Which lines below hold the word "испытании"? Report each one.

* BEGIN DATASET RECORDS *

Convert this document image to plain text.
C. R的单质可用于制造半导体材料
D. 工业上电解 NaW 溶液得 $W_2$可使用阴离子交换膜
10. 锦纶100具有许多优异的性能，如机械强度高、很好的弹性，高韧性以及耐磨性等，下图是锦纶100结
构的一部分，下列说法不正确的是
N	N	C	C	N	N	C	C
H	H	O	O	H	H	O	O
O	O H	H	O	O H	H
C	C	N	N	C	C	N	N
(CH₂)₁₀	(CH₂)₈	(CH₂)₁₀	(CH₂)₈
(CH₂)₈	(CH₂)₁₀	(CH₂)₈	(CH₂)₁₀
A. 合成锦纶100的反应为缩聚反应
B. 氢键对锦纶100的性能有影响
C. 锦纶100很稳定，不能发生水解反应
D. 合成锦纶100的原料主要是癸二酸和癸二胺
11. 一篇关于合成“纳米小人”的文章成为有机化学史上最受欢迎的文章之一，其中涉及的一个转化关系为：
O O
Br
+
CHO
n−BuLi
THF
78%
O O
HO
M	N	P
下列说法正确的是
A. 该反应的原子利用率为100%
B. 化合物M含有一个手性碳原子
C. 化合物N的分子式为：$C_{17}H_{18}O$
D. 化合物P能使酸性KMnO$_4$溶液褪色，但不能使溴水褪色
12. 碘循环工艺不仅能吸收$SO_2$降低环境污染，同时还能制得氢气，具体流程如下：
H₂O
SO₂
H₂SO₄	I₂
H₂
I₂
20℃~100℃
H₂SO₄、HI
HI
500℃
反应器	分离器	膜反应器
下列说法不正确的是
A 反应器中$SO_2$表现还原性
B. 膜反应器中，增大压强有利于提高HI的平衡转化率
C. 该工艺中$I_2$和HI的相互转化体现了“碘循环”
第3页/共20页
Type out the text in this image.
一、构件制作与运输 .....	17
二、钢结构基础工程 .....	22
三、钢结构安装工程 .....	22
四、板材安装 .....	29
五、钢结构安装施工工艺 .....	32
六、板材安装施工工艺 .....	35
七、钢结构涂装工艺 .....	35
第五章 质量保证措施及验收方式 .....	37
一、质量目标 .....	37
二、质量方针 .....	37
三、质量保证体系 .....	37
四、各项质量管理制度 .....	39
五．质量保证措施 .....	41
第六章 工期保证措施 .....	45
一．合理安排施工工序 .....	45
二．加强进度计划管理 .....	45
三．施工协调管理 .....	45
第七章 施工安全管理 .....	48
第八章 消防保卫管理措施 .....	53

* END DATASET RECORDS *
* BEGIN DATASET RECORDS *

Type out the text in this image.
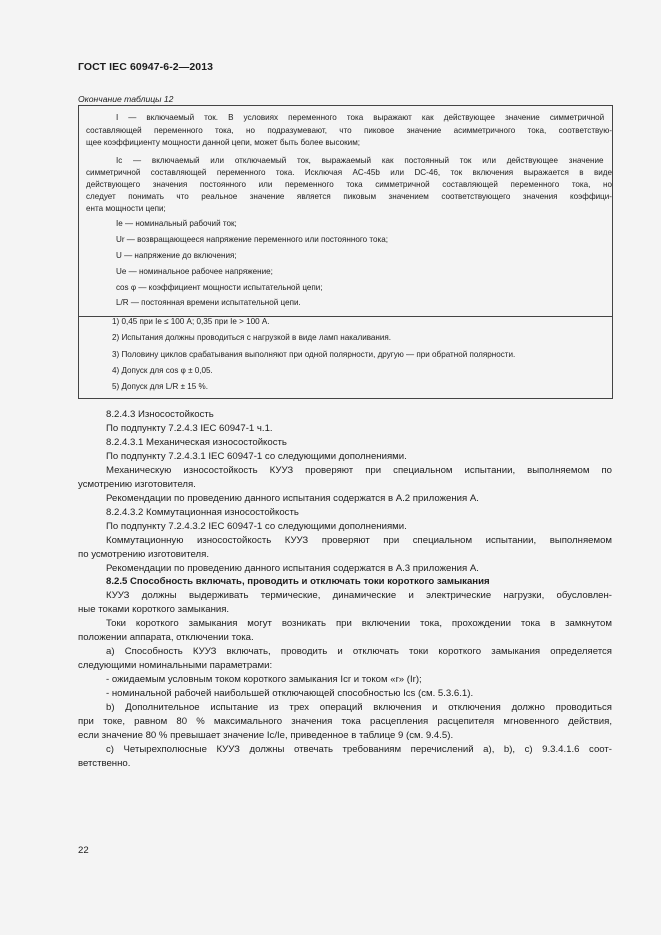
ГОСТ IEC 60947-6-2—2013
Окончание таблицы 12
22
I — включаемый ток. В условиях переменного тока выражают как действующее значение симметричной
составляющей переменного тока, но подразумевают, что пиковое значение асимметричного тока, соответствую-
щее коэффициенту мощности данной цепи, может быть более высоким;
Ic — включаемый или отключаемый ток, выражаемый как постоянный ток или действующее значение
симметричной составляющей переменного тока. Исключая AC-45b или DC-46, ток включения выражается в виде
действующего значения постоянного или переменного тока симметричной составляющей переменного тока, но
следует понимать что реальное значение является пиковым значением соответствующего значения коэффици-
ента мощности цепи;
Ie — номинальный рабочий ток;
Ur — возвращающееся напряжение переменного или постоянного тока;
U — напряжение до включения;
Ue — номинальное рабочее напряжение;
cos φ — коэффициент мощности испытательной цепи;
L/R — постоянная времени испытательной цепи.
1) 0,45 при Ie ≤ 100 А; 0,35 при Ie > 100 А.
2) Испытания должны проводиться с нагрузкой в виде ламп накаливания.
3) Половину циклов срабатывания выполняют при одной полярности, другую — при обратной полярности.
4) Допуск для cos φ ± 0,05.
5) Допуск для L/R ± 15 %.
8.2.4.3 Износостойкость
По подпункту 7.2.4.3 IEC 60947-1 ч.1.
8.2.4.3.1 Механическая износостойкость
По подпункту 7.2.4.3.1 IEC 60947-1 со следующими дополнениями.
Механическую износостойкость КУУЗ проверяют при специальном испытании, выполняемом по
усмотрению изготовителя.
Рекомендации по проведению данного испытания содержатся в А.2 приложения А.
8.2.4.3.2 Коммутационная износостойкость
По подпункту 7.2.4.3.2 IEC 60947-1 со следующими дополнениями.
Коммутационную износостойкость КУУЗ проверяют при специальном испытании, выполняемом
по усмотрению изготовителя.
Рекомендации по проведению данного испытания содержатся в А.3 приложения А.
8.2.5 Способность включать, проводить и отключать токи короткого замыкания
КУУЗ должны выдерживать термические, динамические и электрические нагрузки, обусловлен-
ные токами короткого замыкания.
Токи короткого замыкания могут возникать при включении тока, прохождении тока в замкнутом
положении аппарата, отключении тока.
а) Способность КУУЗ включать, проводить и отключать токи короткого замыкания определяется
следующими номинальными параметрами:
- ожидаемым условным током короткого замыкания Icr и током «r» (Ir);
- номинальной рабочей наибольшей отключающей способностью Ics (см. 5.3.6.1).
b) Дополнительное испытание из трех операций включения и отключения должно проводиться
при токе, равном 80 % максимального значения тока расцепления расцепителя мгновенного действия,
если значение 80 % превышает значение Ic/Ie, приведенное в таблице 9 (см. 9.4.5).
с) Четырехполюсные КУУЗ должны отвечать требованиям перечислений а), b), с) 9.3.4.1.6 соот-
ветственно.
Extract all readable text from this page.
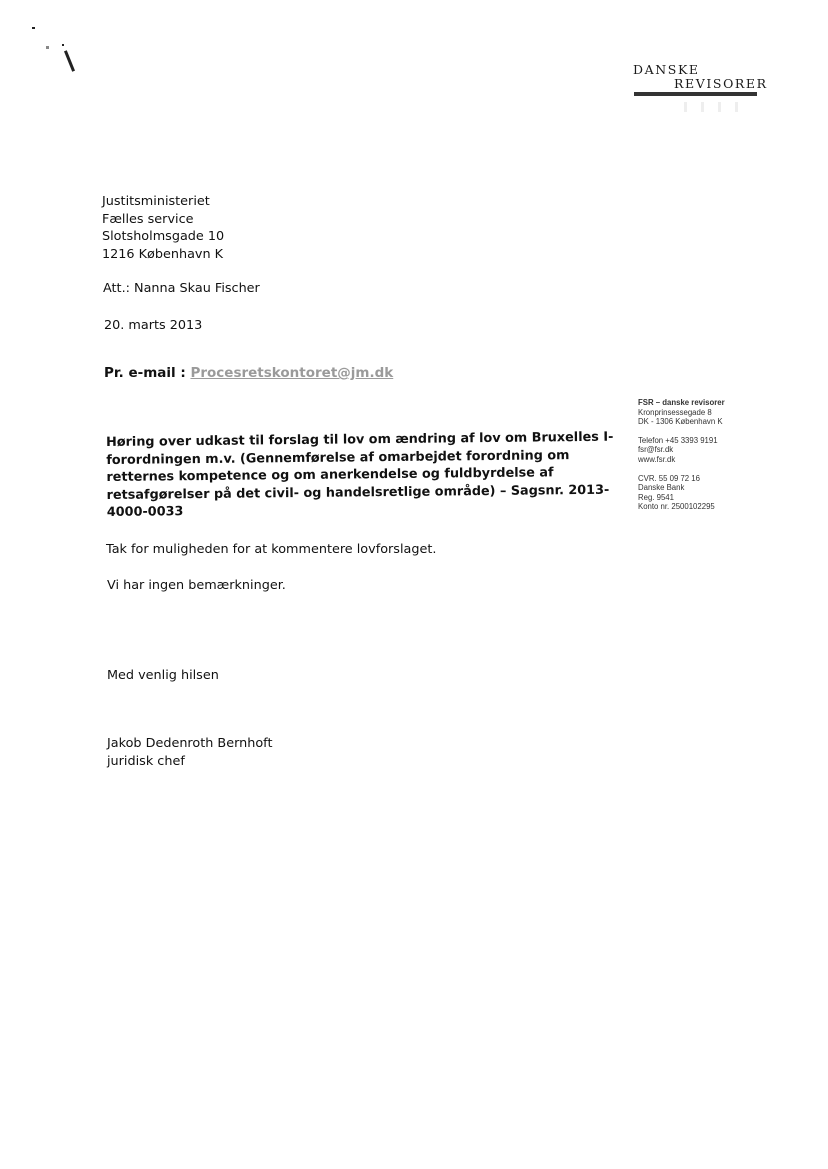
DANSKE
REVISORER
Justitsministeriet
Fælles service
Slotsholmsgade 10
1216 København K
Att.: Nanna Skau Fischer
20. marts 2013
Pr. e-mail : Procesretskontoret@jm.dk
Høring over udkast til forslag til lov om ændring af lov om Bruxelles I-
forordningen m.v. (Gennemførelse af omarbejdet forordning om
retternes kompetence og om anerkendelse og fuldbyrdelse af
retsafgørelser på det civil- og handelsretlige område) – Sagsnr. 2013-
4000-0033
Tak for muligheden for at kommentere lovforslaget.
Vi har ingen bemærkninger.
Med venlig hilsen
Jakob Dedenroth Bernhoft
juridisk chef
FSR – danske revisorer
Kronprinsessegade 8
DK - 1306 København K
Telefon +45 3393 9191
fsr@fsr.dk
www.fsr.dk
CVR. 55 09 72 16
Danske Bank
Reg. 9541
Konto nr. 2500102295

* END DATASET RECORDS *

SOLUTION TO THIS EXERCISE:
Механическую износостойкость КУУЗ проверяют при специальном испытании, выполняемом по
Коммутационную износостойкость КУУЗ проверяют при специальном испытании, выполняемом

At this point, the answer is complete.